[Items listed in a dataset]
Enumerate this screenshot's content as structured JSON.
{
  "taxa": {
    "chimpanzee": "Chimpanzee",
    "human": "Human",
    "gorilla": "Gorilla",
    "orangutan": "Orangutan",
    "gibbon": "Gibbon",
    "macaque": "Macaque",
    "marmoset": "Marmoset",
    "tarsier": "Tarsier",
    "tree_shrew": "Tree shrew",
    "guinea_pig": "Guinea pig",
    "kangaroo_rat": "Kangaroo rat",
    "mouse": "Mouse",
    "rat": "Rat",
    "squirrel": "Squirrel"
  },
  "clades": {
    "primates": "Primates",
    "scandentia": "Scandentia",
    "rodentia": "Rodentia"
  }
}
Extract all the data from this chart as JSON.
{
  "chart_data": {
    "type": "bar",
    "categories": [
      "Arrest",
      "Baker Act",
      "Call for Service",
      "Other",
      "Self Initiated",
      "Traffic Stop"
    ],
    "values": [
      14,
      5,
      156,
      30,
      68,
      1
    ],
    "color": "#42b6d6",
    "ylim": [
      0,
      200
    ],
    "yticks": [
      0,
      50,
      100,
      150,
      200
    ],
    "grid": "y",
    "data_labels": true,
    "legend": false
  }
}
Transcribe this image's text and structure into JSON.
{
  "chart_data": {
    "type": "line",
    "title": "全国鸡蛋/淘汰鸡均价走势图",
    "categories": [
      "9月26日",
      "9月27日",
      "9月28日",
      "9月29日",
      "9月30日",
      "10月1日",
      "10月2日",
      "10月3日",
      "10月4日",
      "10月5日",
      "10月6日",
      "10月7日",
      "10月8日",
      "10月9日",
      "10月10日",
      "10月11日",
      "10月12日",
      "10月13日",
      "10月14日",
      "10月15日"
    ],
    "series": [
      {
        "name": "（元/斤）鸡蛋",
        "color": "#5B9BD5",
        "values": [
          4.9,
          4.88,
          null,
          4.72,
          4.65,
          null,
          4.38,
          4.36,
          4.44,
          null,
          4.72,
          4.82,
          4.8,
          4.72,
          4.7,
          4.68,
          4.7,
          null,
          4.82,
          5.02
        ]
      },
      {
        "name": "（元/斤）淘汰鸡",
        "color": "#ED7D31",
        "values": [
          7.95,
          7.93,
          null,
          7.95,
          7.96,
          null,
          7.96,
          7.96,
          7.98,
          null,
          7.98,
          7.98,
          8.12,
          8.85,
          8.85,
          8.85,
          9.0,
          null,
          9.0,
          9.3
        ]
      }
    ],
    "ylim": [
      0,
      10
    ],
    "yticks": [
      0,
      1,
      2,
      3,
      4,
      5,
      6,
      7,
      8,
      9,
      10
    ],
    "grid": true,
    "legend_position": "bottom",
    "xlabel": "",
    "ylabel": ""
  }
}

- REQUIREMENTS
Each line of the listing should be echoed back exactly.

- RESULT OF THIS TASK
Enumerate this screenshot's content as structured JSON.
{
  "taxa": {
    "chimpanzee": "Chimpanzee",
    "human": "Human",
    "gorilla": "Gorilla",
    "orangutan": "Orangutan",
    "gibbon": "Gibbon",
    "macaque": "Macaque",
    "marmoset": "Marmoset",
    "tarsier": "Tarsier",
    "tree_shrew": "Tree shrew",
    "guinea_pig": "Guinea pig",
    "kangaroo_rat": "Kangaroo rat",
    "mouse": "Mouse",
    "rat": "Rat",
    "squirrel": "Squirrel"
  },
  "clades": {
    "primates": "Primates",
    "scandentia": "Scandentia",
    "rodentia": "Rodentia"
  }
}
Extract all the data from this chart as JSON.
{
  "chart_data": {
    "type": "bar",
    "categories": [
      "Arrest",
      "Baker Act",
      "Call for Service",
      "Other",
      "Self Initiated",
      "Traffic Stop"
    ],
    "values": [
      14,
      5,
      156,
      30,
      68,
      1
    ],
    "color": "#42b6d6",
    "ylim": [
      0,
      200
    ],
    "yticks": [
      0,
      50,
      100,
      150,
      200
    ],
    "grid": "y",
    "data_labels": true,
    "legend": false
  }
}
Transcribe this image's text and structure into JSON.
{
  "chart_data": {
    "type": "line",
    "title": "全国鸡蛋/淘汰鸡均价走势图",
    "categories": [
      "9月26日",
      "9月27日",
      "9月28日",
      "9月29日",
      "9月30日",
      "10月1日",
      "10月2日",
      "10月3日",
      "10月4日",
      "10月5日",
      "10月6日",
      "10月7日",
      "10月8日",
      "10月9日",
      "10月10日",
      "10月11日",
      "10月12日",
      "10月13日",
      "10月14日",
      "10月15日"
    ],
    "series": [
      {
        "name": "（元/斤）鸡蛋",
        "color": "#5B9BD5",
        "values": [
          4.9,
          4.88,
          null,
          4.72,
          4.65,
          null,
          4.38,
          4.36,
          4.44,
          null,
          4.72,
          4.82,
          4.8,
          4.72,
          4.7,
          4.68,
          4.7,
          null,
          4.82,
          5.02
        ]
      },
      {
        "name": "（元/斤）淘汰鸡",
        "color": "#ED7D31",
        "values": [
          7.95,
          7.93,
          null,
          7.95,
          7.96,
          null,
          7.96,
          7.96,
          7.98,
          null,
          7.98,
          7.98,
          8.12,
          8.85,
          8.85,
          8.85,
          9.0,
          null,
          9.0,
          9.3
        ]
      }
    ],
    "ylim": [
      0,
      10
    ],
    "yticks": [
      0,
      1,
      2,
      3,
      4,
      5,
      6,
      7,
      8,
      9,
      10
    ],
    "grid": true,
    "legend_position": "bottom",
    "xlabel": "",
    "ylabel": ""
  }
}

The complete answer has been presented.